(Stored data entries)
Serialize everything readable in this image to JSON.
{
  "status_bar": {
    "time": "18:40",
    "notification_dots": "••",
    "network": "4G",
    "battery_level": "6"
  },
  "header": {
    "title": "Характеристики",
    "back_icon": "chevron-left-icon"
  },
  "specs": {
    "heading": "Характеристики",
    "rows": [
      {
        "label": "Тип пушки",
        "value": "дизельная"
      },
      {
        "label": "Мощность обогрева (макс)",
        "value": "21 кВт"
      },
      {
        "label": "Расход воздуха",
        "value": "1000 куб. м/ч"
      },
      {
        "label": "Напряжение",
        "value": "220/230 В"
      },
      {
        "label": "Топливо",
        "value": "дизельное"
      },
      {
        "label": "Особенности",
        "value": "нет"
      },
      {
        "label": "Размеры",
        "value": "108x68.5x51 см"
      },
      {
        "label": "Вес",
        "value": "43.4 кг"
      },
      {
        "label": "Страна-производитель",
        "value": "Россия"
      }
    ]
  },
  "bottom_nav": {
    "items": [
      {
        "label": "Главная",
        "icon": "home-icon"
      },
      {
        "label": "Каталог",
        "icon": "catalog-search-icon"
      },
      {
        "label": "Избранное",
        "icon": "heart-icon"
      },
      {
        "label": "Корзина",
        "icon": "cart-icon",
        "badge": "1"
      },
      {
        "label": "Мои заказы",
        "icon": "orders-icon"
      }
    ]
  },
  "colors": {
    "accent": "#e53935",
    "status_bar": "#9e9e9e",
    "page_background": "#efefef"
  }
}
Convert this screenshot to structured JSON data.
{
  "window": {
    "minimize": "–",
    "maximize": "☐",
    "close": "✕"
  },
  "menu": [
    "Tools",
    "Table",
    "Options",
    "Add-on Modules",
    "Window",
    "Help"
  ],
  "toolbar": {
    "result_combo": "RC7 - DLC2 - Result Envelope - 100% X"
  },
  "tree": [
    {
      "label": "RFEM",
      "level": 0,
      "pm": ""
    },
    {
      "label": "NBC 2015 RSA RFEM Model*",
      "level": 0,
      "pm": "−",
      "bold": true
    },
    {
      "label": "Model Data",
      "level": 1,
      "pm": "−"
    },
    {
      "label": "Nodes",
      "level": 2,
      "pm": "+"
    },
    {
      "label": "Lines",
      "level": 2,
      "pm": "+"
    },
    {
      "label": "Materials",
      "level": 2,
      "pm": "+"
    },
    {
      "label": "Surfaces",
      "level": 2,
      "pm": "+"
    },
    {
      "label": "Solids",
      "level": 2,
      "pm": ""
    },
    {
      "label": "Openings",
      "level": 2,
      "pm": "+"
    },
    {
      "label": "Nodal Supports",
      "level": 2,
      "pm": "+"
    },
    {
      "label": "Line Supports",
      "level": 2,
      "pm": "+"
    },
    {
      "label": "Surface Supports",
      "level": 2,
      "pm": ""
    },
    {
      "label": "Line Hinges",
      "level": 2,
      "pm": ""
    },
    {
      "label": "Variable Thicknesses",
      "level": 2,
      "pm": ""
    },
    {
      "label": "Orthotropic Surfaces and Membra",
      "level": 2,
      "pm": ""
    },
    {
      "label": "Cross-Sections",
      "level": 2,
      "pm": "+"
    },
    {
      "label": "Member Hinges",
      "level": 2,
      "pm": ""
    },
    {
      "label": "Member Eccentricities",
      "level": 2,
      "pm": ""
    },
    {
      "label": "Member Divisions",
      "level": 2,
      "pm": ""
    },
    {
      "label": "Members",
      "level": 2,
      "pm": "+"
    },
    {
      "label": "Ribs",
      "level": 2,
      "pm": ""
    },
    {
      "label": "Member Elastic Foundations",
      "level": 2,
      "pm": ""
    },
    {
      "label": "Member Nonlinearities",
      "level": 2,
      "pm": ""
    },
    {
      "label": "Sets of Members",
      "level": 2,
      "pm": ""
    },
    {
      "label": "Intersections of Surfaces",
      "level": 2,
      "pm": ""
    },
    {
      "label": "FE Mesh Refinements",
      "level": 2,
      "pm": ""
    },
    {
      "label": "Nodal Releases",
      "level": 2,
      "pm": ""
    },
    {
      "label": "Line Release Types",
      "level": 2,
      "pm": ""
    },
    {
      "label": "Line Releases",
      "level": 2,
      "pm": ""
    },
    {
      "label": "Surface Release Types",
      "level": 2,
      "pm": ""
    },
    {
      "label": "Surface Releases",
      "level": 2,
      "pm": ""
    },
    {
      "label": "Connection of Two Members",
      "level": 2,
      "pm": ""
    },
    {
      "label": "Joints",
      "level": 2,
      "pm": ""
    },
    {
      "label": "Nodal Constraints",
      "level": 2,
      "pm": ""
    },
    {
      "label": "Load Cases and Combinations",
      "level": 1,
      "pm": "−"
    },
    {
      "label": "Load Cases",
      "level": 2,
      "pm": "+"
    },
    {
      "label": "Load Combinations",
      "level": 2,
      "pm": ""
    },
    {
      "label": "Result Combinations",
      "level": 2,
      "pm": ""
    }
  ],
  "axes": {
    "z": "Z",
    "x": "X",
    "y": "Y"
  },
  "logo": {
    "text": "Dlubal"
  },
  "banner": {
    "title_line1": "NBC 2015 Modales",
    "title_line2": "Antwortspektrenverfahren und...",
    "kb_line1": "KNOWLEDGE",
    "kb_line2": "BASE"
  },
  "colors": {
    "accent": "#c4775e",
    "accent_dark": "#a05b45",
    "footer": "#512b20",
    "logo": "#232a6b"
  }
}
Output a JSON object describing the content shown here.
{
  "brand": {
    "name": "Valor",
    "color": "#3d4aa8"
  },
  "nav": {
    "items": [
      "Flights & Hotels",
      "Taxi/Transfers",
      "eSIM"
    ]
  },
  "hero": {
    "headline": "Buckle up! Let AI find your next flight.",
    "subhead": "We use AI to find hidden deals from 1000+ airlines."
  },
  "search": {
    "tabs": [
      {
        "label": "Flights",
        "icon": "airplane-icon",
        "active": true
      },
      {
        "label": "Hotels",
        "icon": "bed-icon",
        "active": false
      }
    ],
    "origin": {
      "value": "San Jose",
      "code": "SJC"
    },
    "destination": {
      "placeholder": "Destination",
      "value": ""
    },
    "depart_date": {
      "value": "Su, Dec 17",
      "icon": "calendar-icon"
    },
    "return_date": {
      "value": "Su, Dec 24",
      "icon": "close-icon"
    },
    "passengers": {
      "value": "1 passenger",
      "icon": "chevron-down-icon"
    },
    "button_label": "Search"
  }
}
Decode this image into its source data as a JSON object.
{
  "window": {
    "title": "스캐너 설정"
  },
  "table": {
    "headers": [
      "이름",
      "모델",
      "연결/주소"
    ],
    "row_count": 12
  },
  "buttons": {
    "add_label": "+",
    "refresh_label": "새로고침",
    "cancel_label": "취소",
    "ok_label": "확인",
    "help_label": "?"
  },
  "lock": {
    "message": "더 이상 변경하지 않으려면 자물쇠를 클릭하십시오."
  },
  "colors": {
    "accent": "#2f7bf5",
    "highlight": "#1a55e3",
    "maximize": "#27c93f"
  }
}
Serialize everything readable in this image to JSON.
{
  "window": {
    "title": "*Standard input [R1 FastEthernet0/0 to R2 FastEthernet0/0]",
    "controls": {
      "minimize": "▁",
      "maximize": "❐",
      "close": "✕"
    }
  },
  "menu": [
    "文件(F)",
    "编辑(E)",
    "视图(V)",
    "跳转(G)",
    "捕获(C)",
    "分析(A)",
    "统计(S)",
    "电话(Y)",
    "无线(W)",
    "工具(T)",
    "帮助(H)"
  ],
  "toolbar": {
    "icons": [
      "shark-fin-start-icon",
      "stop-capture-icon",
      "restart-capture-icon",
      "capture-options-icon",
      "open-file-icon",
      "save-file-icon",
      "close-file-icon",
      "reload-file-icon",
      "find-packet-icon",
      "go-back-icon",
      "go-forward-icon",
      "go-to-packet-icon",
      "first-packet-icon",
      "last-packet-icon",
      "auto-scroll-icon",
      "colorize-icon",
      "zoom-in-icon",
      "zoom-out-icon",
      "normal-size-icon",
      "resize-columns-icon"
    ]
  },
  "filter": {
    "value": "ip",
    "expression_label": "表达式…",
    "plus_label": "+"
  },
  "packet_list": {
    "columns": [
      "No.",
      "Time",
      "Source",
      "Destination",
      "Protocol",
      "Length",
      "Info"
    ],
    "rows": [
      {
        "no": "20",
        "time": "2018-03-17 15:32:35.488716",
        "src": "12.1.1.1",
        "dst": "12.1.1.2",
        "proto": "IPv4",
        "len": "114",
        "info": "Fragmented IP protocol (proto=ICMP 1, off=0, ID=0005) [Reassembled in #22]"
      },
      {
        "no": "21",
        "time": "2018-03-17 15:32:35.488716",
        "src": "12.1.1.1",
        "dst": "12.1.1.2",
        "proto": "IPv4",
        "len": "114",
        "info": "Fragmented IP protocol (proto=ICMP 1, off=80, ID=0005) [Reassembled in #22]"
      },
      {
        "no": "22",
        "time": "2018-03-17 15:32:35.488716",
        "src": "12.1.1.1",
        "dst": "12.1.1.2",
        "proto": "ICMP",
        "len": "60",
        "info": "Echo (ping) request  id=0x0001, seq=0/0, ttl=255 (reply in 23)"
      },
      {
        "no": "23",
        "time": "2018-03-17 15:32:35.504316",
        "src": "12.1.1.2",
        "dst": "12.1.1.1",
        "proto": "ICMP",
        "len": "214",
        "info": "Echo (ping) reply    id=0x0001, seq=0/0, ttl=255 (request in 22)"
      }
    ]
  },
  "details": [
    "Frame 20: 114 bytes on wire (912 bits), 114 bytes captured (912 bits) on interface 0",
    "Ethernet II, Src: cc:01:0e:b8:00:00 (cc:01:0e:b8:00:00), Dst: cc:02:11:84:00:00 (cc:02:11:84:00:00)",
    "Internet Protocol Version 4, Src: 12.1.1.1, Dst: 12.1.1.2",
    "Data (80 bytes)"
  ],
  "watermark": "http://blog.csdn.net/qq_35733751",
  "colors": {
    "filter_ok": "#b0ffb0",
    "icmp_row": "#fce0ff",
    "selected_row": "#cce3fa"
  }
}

■ **TASK**
Every line that holds the string "Fragmented" should be returned.

■ **COMPLETE RESPONSE**
        "info": "Fragmented IP protocol (proto=ICMP 1, off=0, ID=0005) [Reassembled in #22]"
        "info": "Fragmented IP protocol (proto=ICMP 1, off=80, ID=0005) [Reassembled in #22]"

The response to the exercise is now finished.